TRECHO FORNECIDO:
━━━━━━━━━━━━━━━━━━━━━━━━━━━━━━

Pois o livro de Jayro Schmidt, se não é
uma novidade, tem o mérito de confirmar o interesse interminável da crítica
pelo universo rosiano, oferecendo uma pesquisa esclarecedora sobre as múltiplas
visões do magnífico rapsodo dos encantamentos dos Gerais, perpassando uma a uma
as diferenciações da paisagem física e humana do sertão. A multiplicidade dos
nomes, plantas, bichos e lugares – assim como foi para João Guimarães Rosa –
constituiu para Jayro o arcabouço sobre o qual se municiou para escrever um
culto ensaio de interpretação lingüística e literária, descobrindo e apontando,
quem sabe, pela primeira vez, algumas facetas que outros críticos ainda não
tinham tido a ventura de prospectar no aparente emaranhado produzido pelo
genial mineiro nascido em Cordisburgo.
Inventor de palavras como nenhum outro
escritor da língua portuguesa, Rosa encontra tantos anos depois da publicação
do romance e de sua morte, um critico que à semelhança dos antecessores, sem
deslustrar o trabalho de nenhum deles ou deixar-se embair pela vaidade de
suplantá-los, aporta uma contribuição que, em primeiro lugar, a si própria se
exibe com a limpidez oportuna da sintaxe fluente no esforço de demarcar para
antigos, atuais e futuros leitores do Grande Sertão, as nuanças,
desvãos, quebradas e artimanhas duma prosa entrecortada pelo desvendamento de
um segredo que se insinua por toda a estória, mas que apenas se mostra por
inteiro nas últimas páginas.
Na oportuna observação de Olgária Matos,
ao escrever seu volumoso romance, João Guimarães Rosa o fez como se estivesse
vendo aquelas coisas pela primeira vez (ele que conhecia em pessoa os encantos
do sertão), valendo-se de neologismos, anglicismos, indianismos e galicismos,
“para tudo dizer em língua nova, embora inserindo o sertão, as palavras ‘bem de
casa’, em sua babel”.

━━━━━━━━━━━━━━━━━━━━━━━━━━━━━━

DADOS FORNECIDOS:
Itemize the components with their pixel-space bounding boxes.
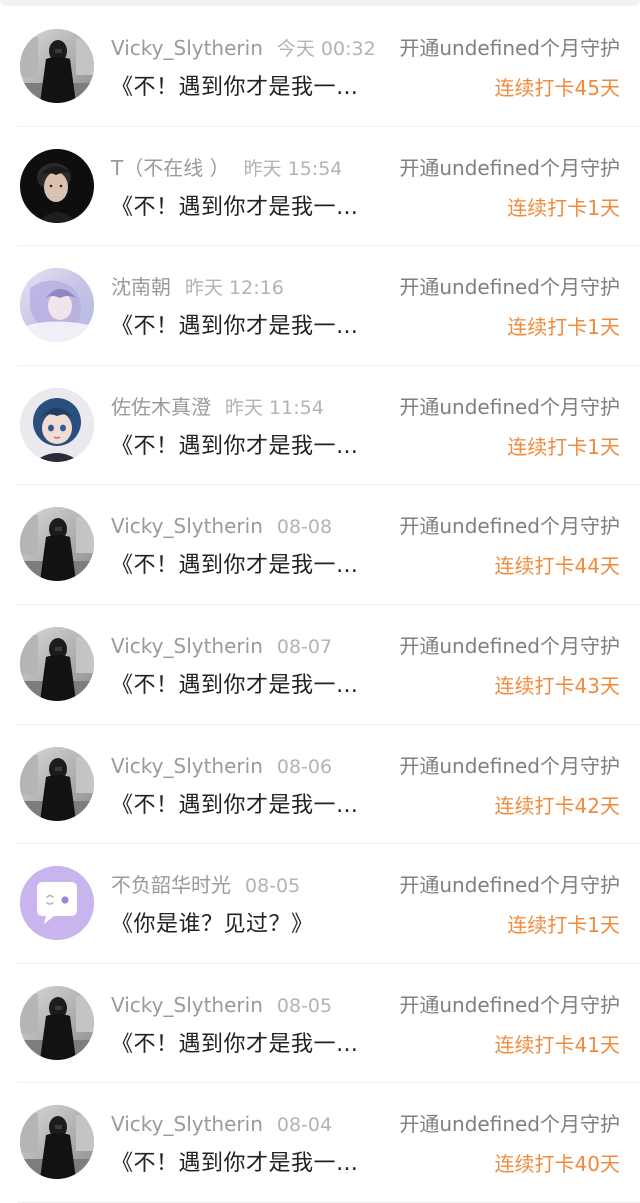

━━━━━━━━━━━━━━━━━━━━━━━━━━━━━━

SOLICITAÇÕES:
a) Segundo a observação de Olgária Matos no trecho sobre Guimarães Rosa, de que tipos de palavras o escritor se valeu? Liste todos.
b) Copie fielmente a passagem do trecho sobre Guimarães Rosa que vai de "Pois o livro" até "nascido em Cordisburgo.", incluindo esta última.
c) Retome o trecho sobre Guimarães Rosa e dê continuidade a ele a partir do ponto em que termina.

RESPOSTAS:
a) Neologismos, anglicismos, indianismos e galicismos.

b)
Pois o livro de Jayro Schmidt, se não é
uma novidade, tem o mérito de confirmar o interesse interminável da crítica
pelo universo rosiano, oferecendo uma pesquisa esclarecedora sobre as múltiplas
visões do magnífico rapsodo dos encantamentos dos Gerais, perpassando uma a uma
as diferenciações da paisagem física e humana do sertão. A multiplicidade dos
nomes, plantas, bichos e lugares – assim como foi para João Guimarães Rosa –
constituiu para Jayro o arcabouço sobre o qual se municiou para escrever um
culto ensaio de interpretação lingüística e literária, descobrindo e apontando,
quem sabe, pela primeira vez, algumas facetas que outros críticos ainda não
tinham tido a ventura de prospectar no aparente emaranhado produzido pelo
genial mineiro nascido em Cordisburgo.

c)
Por sua vez, Leda Tenório da Motta, num
belo estudo sobre GSV nos informa que ao desenhar a trama tortuosa do dilema de
Riobaldo, que se debate entre o existe não existe do diabo e a questão de
contar ou não contar, Rosa acabou legando à literatura “um relato maciço, comparável
em estrutura aos romances de cavalaria”, no que está judiciosamente coberta de
razão.
De maneira apropriada Jayro deu a seu
ensaio um sugestivo título (No sertão das palavras), inegável em sua
referência explícita ao romance analisado, identificando na especulação o termo
angular no pensamento de Guimarães Rosa, que atribuiu a Riobaldo a função de
agir como portador das distorções gramaticais e fonéticas da escrita. O
jagunço, diz Jayro, é uma espécie de “aparato sensível a tudo que procede em torno
dele, isto é, nele, pois vai armazenando o que sabe e não sabe, mais o que não
sabe”.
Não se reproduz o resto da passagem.